Search the listing below for the string "образований" and show each line that contains it.

----

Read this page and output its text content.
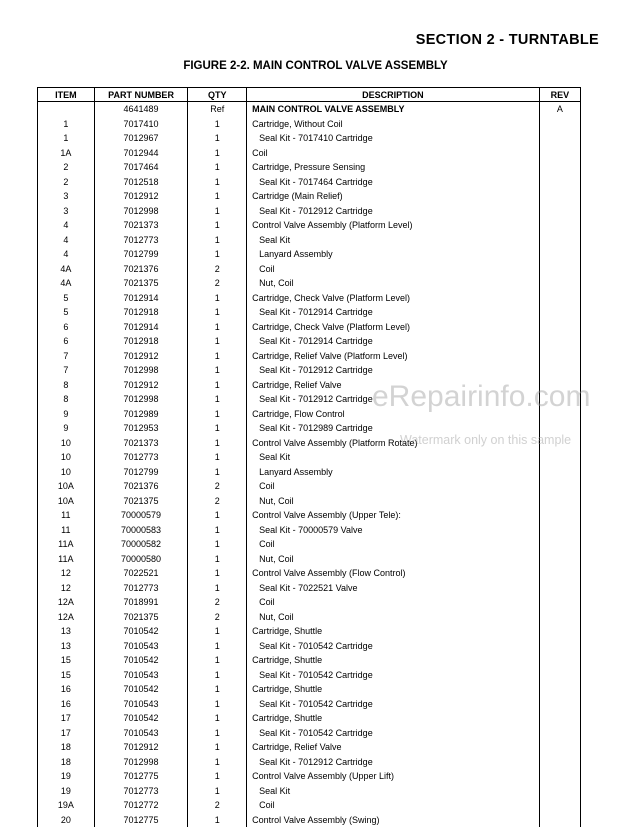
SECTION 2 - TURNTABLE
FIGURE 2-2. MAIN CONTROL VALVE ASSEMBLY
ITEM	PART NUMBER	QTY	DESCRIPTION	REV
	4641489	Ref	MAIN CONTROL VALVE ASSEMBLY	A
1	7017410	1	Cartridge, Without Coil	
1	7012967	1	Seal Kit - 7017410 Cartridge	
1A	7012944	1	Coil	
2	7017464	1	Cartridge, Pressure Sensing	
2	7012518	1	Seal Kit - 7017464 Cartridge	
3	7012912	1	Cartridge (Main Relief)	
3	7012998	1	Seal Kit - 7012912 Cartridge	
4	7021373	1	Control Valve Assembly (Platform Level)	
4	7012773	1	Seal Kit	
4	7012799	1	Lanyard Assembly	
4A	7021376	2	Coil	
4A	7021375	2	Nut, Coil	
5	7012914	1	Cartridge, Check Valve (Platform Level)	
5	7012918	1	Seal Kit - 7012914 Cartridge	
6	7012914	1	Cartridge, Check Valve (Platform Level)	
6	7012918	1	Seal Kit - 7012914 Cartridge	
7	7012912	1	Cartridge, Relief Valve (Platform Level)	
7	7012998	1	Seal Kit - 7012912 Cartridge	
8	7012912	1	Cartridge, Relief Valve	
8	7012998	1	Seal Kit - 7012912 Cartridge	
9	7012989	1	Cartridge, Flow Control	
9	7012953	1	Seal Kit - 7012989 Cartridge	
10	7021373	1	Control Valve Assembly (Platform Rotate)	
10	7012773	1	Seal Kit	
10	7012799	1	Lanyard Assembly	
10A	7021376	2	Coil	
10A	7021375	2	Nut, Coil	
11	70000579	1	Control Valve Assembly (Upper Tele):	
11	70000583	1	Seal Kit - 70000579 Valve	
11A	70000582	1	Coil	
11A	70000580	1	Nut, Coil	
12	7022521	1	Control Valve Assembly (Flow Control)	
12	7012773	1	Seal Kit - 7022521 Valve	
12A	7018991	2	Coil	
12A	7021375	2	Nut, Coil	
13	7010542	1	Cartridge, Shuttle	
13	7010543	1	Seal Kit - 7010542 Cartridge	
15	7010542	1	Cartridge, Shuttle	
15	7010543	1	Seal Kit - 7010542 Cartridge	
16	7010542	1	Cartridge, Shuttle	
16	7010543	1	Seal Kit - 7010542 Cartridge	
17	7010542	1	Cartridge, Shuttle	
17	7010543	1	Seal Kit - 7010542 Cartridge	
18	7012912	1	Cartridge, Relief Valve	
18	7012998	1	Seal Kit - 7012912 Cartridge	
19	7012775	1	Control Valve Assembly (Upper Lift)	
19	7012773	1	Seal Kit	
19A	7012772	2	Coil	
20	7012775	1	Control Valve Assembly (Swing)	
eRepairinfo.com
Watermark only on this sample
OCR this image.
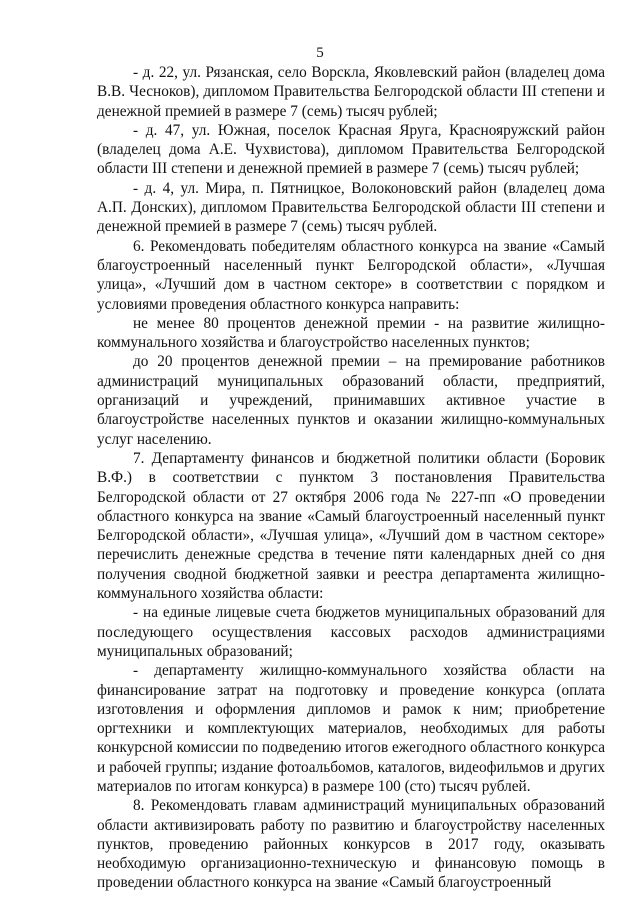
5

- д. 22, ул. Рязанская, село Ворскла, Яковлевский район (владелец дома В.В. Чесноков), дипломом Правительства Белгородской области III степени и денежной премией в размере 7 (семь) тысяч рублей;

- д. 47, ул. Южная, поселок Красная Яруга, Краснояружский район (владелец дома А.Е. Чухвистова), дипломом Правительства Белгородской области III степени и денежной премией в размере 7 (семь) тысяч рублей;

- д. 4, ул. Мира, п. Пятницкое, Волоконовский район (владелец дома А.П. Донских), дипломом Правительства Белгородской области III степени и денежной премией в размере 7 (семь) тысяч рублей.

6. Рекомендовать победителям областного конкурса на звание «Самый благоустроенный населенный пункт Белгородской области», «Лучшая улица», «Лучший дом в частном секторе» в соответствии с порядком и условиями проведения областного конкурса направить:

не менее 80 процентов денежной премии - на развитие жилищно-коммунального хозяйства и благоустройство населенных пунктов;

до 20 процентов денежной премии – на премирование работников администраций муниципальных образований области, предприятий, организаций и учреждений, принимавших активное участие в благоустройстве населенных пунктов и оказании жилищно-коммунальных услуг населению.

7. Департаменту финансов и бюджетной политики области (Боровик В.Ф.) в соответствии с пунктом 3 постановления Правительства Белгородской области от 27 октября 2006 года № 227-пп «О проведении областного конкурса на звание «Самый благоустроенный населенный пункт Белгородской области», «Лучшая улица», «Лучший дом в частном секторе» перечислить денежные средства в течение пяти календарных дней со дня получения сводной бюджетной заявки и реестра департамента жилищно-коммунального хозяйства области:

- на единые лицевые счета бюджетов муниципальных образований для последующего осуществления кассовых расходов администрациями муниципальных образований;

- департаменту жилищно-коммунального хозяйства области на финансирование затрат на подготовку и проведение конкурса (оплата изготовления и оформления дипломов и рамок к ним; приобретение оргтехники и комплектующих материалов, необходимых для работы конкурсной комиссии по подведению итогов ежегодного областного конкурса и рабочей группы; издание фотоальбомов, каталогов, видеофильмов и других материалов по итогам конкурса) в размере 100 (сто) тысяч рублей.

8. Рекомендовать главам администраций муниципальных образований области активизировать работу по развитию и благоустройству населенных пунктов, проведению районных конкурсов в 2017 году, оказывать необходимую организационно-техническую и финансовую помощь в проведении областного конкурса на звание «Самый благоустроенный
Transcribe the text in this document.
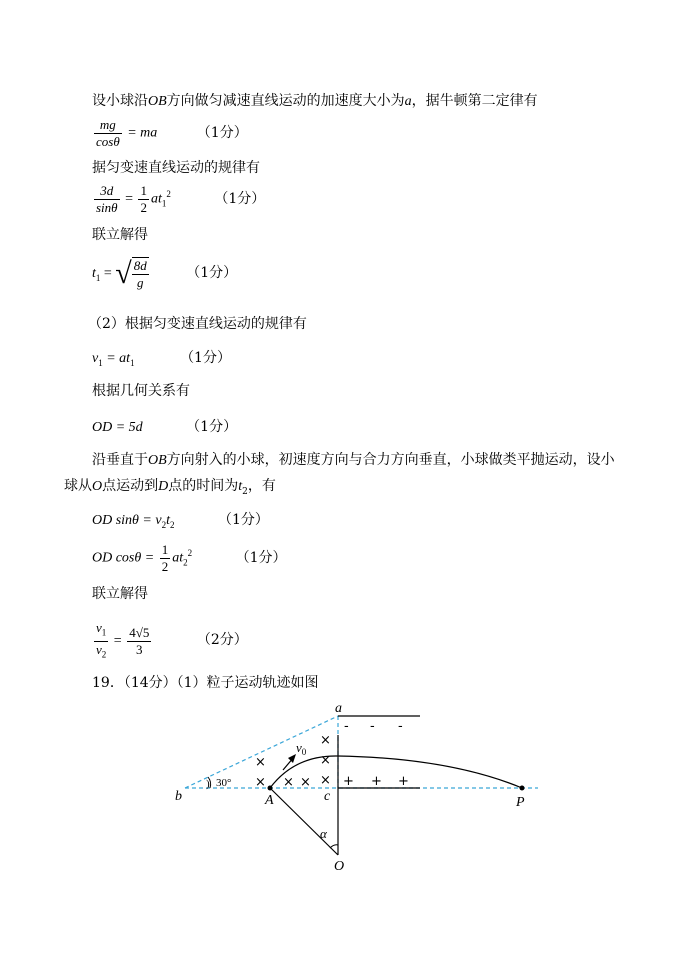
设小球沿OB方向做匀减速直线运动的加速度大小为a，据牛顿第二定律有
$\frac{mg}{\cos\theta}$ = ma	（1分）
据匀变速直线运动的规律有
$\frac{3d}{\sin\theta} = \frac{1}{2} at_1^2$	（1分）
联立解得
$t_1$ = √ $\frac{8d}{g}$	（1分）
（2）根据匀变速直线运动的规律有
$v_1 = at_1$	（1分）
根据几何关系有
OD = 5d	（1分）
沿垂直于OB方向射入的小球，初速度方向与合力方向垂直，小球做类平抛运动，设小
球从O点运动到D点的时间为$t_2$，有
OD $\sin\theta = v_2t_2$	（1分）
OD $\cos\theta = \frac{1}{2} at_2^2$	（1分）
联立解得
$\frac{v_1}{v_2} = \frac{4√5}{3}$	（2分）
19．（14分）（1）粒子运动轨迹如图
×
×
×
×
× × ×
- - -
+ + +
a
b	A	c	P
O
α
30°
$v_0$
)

----

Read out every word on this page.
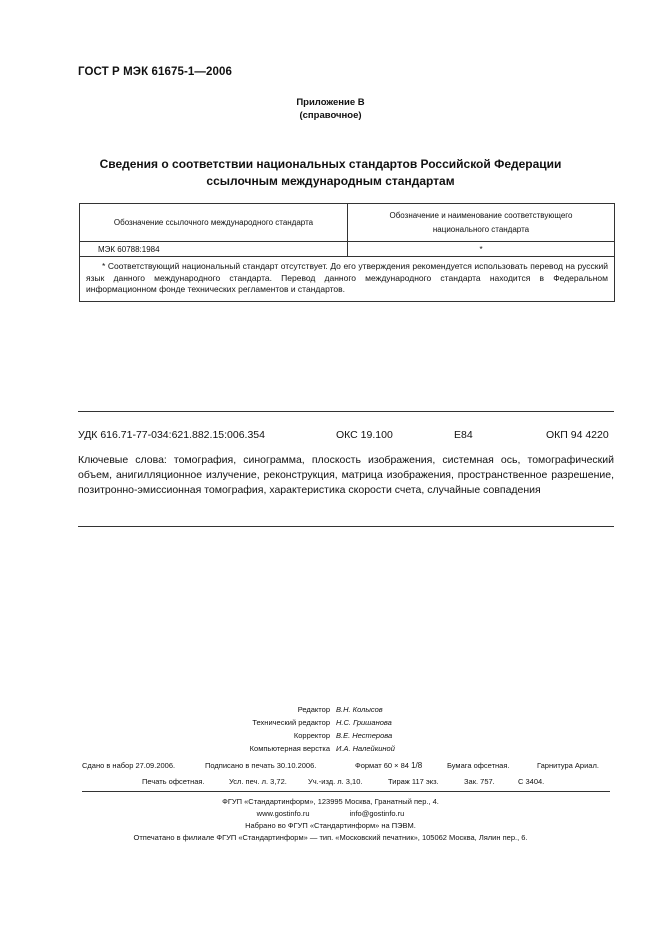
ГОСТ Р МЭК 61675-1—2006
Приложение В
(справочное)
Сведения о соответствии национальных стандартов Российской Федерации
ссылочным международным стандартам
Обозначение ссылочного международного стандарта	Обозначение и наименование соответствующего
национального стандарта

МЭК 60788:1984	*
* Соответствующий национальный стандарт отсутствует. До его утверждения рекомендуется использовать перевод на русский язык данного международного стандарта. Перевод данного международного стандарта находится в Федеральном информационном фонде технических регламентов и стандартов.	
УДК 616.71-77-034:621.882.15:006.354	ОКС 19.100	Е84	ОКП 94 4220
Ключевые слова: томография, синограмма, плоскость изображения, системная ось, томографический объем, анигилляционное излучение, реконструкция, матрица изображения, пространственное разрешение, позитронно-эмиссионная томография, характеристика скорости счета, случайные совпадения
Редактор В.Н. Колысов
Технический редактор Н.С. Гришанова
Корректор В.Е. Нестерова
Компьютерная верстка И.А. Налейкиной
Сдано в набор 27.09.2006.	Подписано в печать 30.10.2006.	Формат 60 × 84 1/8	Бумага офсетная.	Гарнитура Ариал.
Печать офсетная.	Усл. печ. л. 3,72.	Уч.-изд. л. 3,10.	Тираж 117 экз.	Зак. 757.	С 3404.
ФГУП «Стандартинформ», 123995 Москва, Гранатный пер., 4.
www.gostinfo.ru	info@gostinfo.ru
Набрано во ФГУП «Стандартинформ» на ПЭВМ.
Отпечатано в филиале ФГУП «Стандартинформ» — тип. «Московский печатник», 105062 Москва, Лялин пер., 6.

----

RESPONSE BELOW —
до 20 процентов денежной премии – на премирование работников администраций муниципальных образований области, предприятий, организаций и учреждений, принимавших активное участие в благоустройстве населенных пунктов и оказании жилищно-коммунальных услуг населению.
- на единые лицевые счета бюджетов муниципальных образований для последующего осуществления кассовых расходов администрациями муниципальных образований;
8. Рекомендовать главам администраций муниципальных образований области активизировать работу по развитию и благоустройству населенных пунктов, проведению районных конкурсов в 2017 году, оказывать необходимую организационно-техническую и финансовую помощь в проведении областного конкурса на звание «Самый благоустроенный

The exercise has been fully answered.